## Exercise description
Reproduce the stretch of the listing below from its first line through the line containing "minimize-icon[interactable] <box>831 5", both included, without changing anything.

## Bounding box entries
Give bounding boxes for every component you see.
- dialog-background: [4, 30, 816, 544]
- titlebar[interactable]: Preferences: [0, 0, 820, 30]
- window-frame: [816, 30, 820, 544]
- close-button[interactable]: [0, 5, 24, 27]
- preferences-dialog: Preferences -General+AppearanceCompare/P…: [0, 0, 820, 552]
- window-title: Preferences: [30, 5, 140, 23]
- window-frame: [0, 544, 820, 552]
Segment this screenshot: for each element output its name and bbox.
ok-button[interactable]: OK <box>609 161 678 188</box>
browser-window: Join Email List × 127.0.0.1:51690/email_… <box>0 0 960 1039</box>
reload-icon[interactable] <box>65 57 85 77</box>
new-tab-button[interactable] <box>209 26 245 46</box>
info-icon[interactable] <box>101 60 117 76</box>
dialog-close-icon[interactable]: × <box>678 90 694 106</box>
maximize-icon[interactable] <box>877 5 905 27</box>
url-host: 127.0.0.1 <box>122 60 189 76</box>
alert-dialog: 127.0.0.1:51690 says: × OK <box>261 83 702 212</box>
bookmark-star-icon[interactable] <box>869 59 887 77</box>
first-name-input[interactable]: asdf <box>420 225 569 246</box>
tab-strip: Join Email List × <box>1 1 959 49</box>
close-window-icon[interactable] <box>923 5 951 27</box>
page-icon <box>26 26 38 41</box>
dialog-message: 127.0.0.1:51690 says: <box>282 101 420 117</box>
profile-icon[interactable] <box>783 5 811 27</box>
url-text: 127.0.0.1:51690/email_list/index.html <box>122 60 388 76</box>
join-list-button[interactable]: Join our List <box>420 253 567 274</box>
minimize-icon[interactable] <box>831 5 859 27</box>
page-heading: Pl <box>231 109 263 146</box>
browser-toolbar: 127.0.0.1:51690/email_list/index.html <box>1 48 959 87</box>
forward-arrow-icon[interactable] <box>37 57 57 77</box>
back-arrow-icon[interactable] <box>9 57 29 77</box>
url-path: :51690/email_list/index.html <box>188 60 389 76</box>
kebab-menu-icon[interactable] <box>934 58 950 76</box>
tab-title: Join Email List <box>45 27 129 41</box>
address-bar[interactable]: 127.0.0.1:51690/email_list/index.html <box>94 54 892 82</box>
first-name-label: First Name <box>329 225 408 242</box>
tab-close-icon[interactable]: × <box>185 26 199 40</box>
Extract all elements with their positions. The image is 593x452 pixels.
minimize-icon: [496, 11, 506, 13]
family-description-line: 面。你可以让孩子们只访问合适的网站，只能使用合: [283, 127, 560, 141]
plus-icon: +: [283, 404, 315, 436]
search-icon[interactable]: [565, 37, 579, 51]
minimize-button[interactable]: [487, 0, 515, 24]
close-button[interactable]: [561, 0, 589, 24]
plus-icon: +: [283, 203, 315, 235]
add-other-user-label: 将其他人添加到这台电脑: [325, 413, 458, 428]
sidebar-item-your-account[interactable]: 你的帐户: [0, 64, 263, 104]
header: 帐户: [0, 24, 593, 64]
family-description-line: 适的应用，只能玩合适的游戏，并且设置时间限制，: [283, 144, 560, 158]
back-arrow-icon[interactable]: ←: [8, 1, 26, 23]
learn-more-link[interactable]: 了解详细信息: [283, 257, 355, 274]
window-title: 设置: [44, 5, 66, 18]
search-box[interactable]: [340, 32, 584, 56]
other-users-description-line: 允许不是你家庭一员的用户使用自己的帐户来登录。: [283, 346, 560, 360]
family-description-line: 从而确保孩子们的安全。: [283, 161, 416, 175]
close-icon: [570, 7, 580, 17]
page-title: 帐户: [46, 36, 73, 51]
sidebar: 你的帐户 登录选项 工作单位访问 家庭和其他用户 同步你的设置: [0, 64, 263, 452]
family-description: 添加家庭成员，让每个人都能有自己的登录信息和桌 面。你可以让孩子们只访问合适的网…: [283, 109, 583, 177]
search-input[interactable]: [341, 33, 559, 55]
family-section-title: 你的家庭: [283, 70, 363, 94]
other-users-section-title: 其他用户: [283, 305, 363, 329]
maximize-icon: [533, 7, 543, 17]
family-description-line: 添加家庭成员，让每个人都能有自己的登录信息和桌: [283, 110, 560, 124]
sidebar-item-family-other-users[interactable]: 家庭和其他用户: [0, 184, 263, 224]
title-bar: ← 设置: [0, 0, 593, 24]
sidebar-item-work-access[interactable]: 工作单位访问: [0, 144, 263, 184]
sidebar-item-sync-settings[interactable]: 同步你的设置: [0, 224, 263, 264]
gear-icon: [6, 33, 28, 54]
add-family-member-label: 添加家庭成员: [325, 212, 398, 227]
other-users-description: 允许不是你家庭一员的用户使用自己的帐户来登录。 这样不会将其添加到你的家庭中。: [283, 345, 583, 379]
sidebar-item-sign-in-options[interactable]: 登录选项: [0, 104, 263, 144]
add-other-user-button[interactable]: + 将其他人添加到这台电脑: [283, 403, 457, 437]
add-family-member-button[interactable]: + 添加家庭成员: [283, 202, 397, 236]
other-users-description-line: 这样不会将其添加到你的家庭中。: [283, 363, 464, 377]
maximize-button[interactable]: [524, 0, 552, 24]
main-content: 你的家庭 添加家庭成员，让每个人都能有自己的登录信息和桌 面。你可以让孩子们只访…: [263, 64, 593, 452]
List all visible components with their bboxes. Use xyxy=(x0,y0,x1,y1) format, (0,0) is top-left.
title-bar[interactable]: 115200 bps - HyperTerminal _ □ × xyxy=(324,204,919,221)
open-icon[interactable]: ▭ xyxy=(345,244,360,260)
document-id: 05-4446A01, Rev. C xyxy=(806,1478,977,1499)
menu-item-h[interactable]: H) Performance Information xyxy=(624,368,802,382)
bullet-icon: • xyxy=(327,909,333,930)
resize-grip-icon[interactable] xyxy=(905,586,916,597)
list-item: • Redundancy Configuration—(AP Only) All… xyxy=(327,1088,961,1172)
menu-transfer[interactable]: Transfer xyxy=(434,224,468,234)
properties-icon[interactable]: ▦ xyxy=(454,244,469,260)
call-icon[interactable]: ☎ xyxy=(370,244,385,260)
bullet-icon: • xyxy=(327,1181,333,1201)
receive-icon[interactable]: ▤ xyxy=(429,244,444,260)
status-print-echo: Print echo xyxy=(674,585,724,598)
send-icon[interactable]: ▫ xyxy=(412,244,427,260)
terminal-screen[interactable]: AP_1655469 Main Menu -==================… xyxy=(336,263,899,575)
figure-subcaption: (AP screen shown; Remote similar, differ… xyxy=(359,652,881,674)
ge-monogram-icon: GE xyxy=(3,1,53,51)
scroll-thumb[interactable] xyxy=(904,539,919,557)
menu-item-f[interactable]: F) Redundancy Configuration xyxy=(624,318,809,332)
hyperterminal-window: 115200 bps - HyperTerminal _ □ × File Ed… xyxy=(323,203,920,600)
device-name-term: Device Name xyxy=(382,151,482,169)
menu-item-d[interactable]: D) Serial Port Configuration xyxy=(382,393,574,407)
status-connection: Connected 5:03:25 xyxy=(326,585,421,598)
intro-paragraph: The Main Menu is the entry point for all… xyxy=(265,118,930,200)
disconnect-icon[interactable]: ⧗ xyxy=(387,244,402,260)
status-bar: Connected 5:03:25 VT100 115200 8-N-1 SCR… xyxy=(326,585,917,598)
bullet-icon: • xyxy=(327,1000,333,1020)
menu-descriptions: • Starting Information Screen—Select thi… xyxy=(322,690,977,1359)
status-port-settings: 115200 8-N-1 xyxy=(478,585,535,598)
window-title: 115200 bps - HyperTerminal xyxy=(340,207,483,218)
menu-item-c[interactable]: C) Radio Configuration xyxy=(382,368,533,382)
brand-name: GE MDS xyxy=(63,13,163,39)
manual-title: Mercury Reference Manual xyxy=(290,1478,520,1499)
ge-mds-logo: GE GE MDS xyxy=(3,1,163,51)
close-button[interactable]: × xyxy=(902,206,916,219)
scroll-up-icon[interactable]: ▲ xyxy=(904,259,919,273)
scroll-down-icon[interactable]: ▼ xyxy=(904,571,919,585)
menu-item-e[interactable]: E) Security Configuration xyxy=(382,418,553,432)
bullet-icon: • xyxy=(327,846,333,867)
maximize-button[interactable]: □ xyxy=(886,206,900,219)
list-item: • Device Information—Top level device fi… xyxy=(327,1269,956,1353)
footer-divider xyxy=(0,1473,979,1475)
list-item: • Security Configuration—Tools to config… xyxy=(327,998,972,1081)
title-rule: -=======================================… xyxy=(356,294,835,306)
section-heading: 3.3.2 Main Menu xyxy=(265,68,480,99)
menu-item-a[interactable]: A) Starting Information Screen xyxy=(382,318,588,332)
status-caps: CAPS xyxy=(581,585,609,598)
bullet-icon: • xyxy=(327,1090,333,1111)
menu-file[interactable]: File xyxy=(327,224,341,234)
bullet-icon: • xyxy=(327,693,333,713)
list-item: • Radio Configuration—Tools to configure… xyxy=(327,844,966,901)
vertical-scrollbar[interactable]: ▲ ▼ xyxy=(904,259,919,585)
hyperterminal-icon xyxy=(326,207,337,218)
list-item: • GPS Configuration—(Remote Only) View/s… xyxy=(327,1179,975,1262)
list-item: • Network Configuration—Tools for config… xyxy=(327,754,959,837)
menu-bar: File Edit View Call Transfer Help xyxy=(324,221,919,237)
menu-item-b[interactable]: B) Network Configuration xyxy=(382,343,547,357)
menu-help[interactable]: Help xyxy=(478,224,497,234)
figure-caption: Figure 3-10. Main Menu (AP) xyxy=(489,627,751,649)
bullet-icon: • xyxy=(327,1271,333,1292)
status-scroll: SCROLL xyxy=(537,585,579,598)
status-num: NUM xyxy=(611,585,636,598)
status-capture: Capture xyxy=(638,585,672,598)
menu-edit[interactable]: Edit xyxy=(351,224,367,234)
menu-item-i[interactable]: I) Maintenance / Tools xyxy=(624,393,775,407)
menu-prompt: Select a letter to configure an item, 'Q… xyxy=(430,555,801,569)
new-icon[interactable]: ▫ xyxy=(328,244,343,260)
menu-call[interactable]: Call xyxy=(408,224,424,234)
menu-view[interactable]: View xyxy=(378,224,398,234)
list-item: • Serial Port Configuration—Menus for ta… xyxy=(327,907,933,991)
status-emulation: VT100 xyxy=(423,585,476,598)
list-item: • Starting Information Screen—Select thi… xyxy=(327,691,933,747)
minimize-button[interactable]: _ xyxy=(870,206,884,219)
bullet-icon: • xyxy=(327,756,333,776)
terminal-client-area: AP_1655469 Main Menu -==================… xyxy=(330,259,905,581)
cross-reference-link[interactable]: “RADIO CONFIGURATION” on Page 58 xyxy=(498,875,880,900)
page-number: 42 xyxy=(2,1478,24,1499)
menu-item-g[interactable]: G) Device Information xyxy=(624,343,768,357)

## Task output
Give bounding boxes for every component you see.
- dialog-background: [4, 30, 816, 544]
- titlebar[interactable]: Preferences: [0, 0, 820, 30]
- window-frame: [816, 30, 820, 544]
- close-button[interactable]: [0, 5, 24, 27]
- preferences-dialog: Preferences -General+AppearanceCompare/P…: [0, 0, 820, 552]
- window-title: Preferences: [30, 5, 140, 23]
- window-frame: [0, 544, 820, 552]
Segment this screenshot: for each element output its name and bbox.
ok-button[interactable]: OK <box>609 161 678 188</box>
browser-window: Join Email List × 127.0.0.1:51690/email_… <box>0 0 960 1039</box>
reload-icon[interactable] <box>65 57 85 77</box>
new-tab-button[interactable] <box>209 26 245 46</box>
info-icon[interactable] <box>101 60 117 76</box>
dialog-close-icon[interactable]: × <box>678 90 694 106</box>
maximize-icon[interactable] <box>877 5 905 27</box>
url-host: 127.0.0.1 <box>122 60 189 76</box>
alert-dialog: 127.0.0.1:51690 says: × OK <box>261 83 702 212</box>
bookmark-star-icon[interactable] <box>869 59 887 77</box>
first-name-input[interactable]: asdf <box>420 225 569 246</box>
tab-strip: Join Email List × <box>1 1 959 49</box>
close-window-icon[interactable] <box>923 5 951 27</box>
page-icon <box>26 26 38 41</box>
dialog-message: 127.0.0.1:51690 says: <box>282 101 420 117</box>
profile-icon[interactable] <box>783 5 811 27</box>
url-text: 127.0.0.1:51690/email_list/index.html <box>122 60 388 76</box>
join-list-button[interactable]: Join our List <box>420 253 567 274</box>
minimize-icon[interactable] <box>831 5 859 27</box>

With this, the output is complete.